● Stated exercise
Set out each line from the following listing that includes the word "blue".

[START OF Available data]

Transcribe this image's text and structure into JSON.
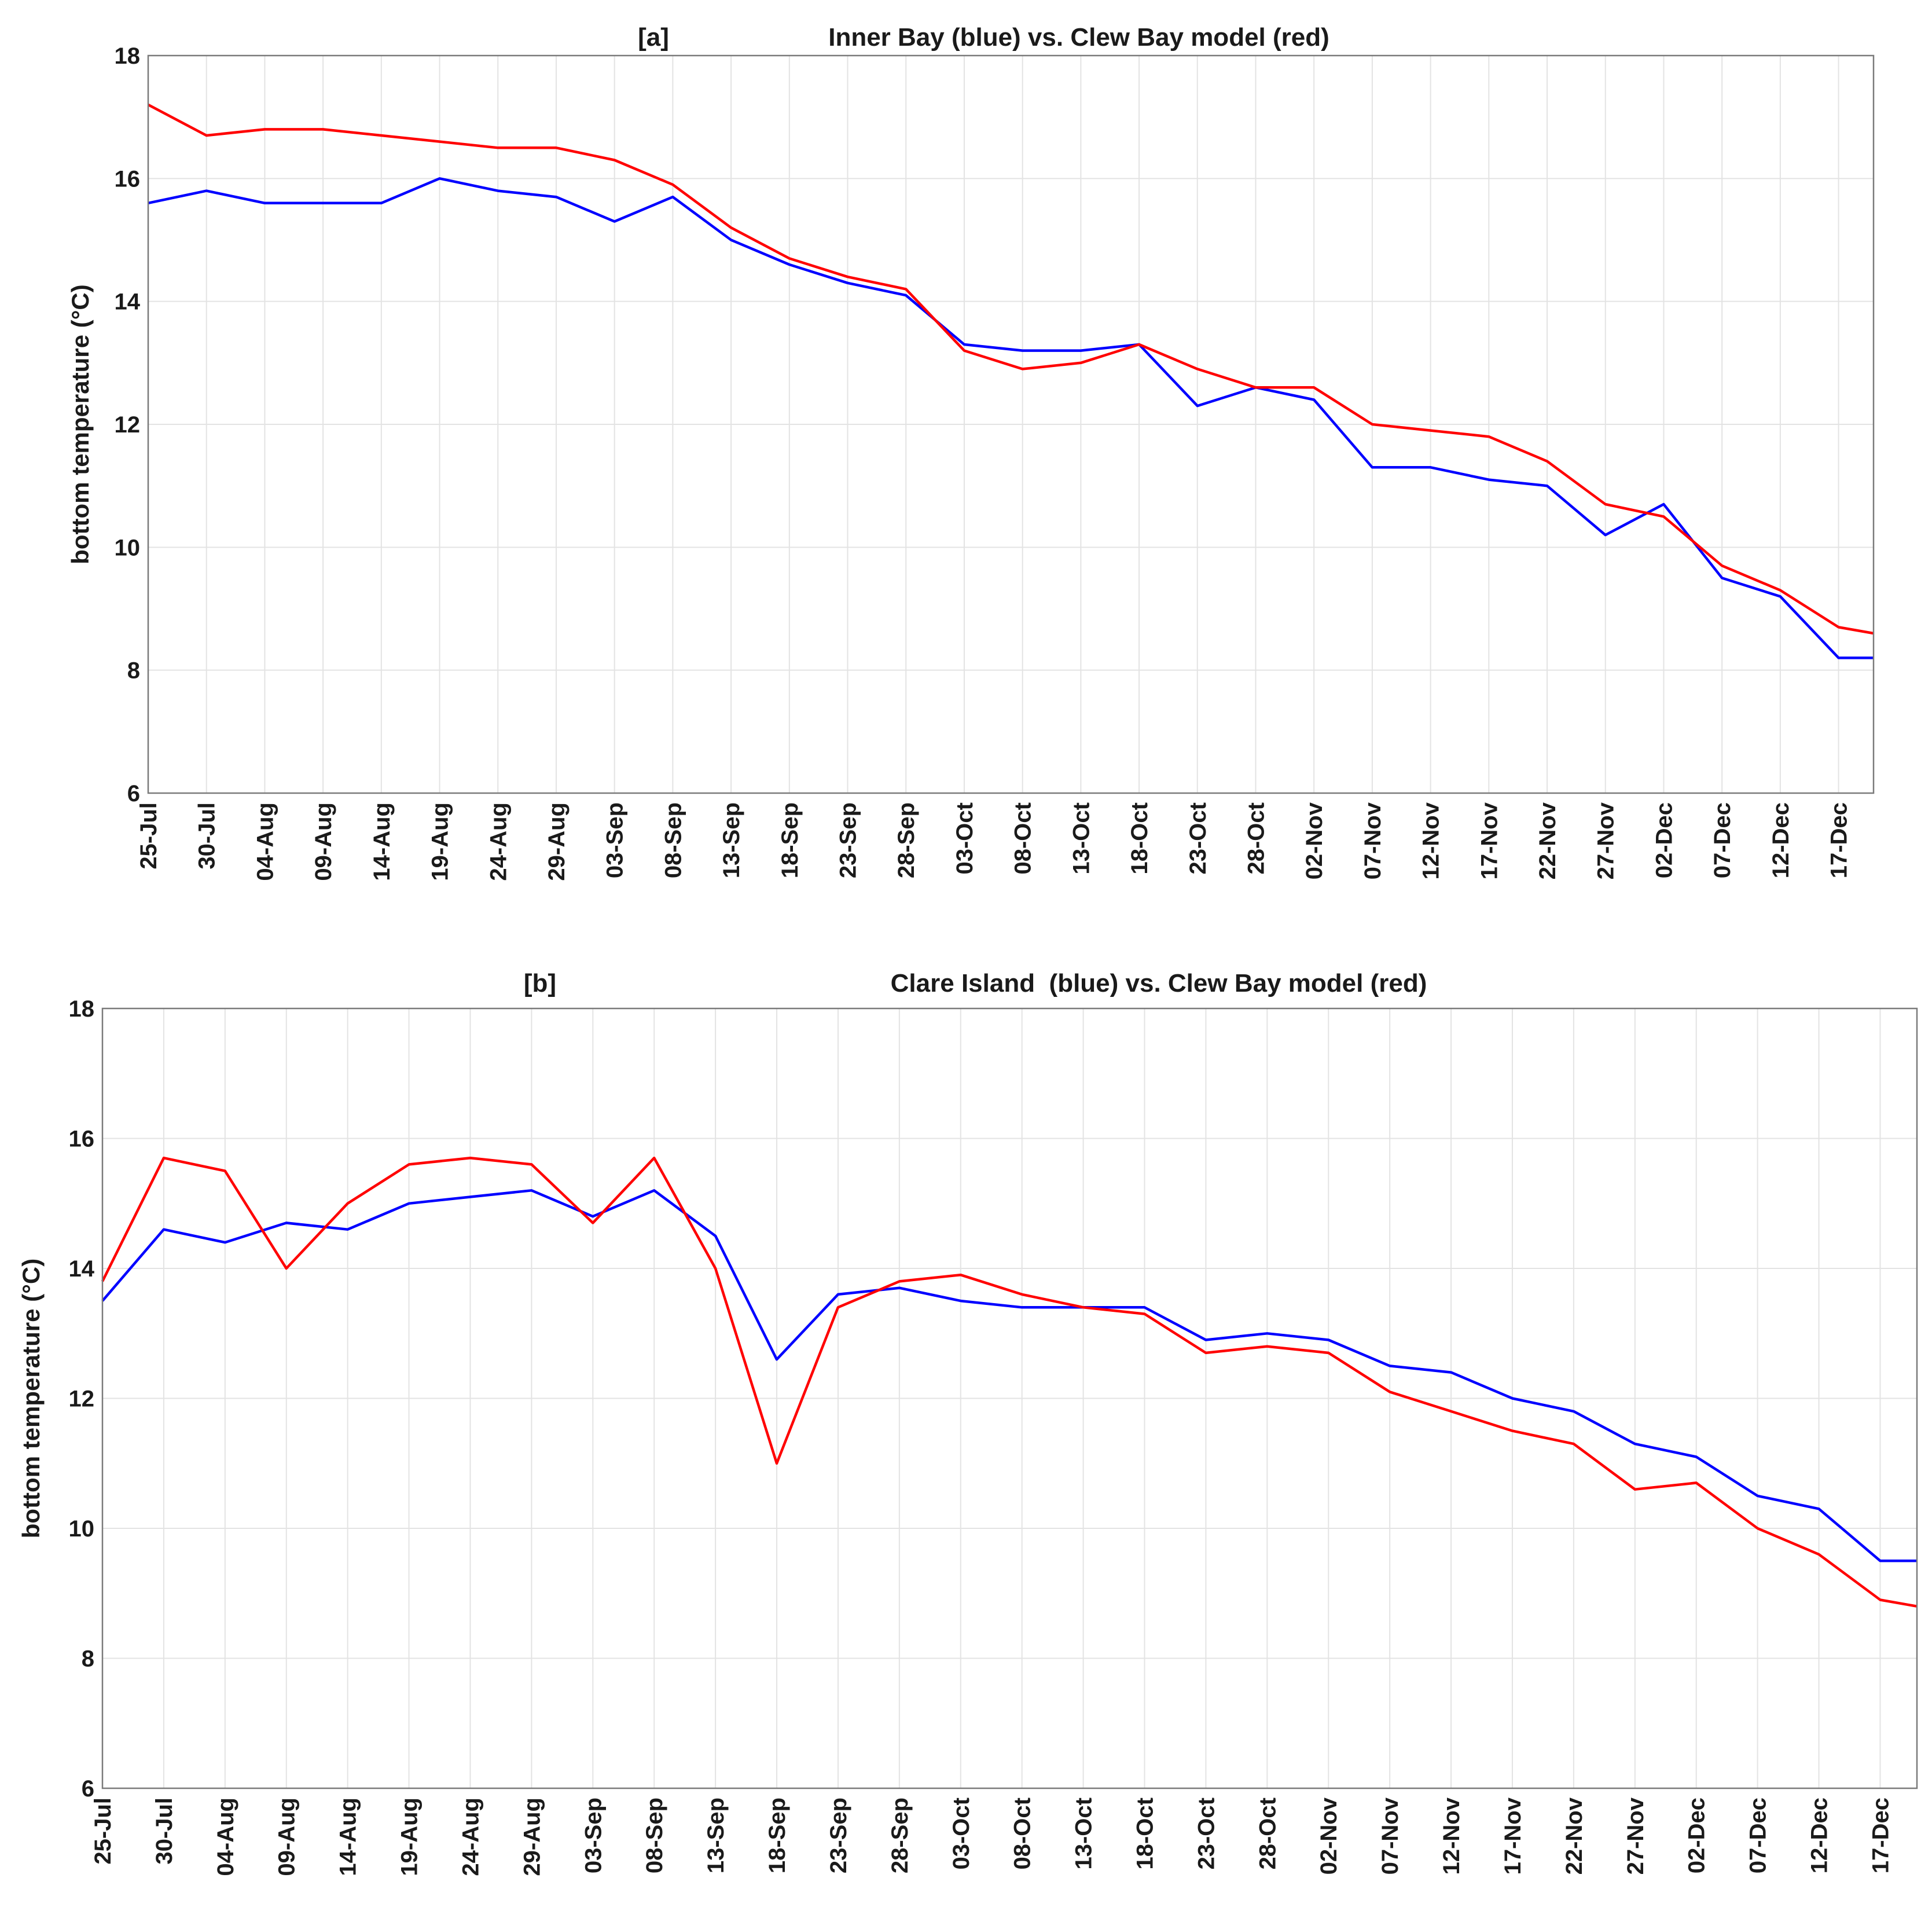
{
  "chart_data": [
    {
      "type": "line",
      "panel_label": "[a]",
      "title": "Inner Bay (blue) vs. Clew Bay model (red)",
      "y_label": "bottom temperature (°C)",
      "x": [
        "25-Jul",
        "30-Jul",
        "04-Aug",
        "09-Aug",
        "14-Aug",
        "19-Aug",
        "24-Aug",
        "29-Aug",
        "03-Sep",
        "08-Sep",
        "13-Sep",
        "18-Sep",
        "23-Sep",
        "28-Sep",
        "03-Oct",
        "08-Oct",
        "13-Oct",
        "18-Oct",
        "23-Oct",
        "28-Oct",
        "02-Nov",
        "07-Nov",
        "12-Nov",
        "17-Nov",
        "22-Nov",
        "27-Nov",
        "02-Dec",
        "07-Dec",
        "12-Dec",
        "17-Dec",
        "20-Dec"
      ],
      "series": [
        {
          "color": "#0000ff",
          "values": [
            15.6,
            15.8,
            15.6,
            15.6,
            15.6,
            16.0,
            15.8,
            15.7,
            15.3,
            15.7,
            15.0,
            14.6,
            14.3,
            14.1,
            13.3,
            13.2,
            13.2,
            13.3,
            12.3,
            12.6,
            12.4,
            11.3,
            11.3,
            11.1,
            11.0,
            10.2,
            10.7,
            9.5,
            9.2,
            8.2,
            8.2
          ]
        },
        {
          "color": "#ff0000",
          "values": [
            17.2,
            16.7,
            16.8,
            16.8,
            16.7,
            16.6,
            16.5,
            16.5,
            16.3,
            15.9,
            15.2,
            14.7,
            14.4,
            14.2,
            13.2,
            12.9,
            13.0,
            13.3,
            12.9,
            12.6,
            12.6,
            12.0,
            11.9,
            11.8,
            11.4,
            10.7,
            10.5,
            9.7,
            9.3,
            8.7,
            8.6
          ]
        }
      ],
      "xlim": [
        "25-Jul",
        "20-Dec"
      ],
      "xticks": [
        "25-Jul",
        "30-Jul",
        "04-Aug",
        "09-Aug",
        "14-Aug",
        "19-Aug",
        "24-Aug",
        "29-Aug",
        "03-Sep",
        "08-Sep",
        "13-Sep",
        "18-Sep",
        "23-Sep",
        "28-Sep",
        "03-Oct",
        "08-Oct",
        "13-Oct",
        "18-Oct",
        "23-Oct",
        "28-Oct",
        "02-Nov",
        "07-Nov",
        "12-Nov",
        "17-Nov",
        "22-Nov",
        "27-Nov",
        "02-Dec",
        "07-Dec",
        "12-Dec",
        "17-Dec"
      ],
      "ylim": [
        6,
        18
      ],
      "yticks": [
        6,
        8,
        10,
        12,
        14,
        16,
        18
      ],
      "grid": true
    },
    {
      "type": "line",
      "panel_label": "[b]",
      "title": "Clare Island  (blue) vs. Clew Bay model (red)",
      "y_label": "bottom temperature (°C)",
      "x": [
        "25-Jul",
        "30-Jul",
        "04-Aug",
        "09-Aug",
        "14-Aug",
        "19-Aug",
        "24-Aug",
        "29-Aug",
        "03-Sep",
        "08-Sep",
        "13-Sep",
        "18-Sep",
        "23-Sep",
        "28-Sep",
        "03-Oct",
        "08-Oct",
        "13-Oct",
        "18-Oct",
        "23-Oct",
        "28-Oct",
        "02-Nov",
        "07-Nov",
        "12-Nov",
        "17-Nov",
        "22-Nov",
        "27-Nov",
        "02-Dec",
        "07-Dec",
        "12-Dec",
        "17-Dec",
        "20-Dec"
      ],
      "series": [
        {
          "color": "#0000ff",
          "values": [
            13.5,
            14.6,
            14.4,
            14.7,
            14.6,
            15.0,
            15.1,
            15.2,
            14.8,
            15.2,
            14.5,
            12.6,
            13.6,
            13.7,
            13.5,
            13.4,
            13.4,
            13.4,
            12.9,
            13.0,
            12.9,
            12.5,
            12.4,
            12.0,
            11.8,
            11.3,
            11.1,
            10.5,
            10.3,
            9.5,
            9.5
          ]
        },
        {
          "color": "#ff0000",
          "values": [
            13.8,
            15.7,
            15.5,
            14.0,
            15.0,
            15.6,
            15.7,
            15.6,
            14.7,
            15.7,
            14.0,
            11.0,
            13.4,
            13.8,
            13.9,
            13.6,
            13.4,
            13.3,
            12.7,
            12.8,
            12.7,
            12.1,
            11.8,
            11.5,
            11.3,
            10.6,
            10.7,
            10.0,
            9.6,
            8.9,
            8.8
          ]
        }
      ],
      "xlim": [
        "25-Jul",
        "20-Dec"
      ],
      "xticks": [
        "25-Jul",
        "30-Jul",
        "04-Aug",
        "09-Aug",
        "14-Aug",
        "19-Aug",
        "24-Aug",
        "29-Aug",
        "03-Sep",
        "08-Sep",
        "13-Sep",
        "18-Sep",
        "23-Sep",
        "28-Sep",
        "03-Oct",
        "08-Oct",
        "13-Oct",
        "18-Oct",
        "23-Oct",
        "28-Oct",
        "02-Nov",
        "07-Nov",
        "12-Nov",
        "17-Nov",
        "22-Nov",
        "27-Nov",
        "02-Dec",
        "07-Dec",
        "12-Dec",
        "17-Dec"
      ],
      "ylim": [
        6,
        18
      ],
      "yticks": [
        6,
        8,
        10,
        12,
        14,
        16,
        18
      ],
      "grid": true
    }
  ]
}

[END OF Available data]

● Response
      "title": "Inner Bay (blue) vs. Clew Bay model (red)",
      "title": "Clare Island  (blue) vs. Clew Bay model (red)",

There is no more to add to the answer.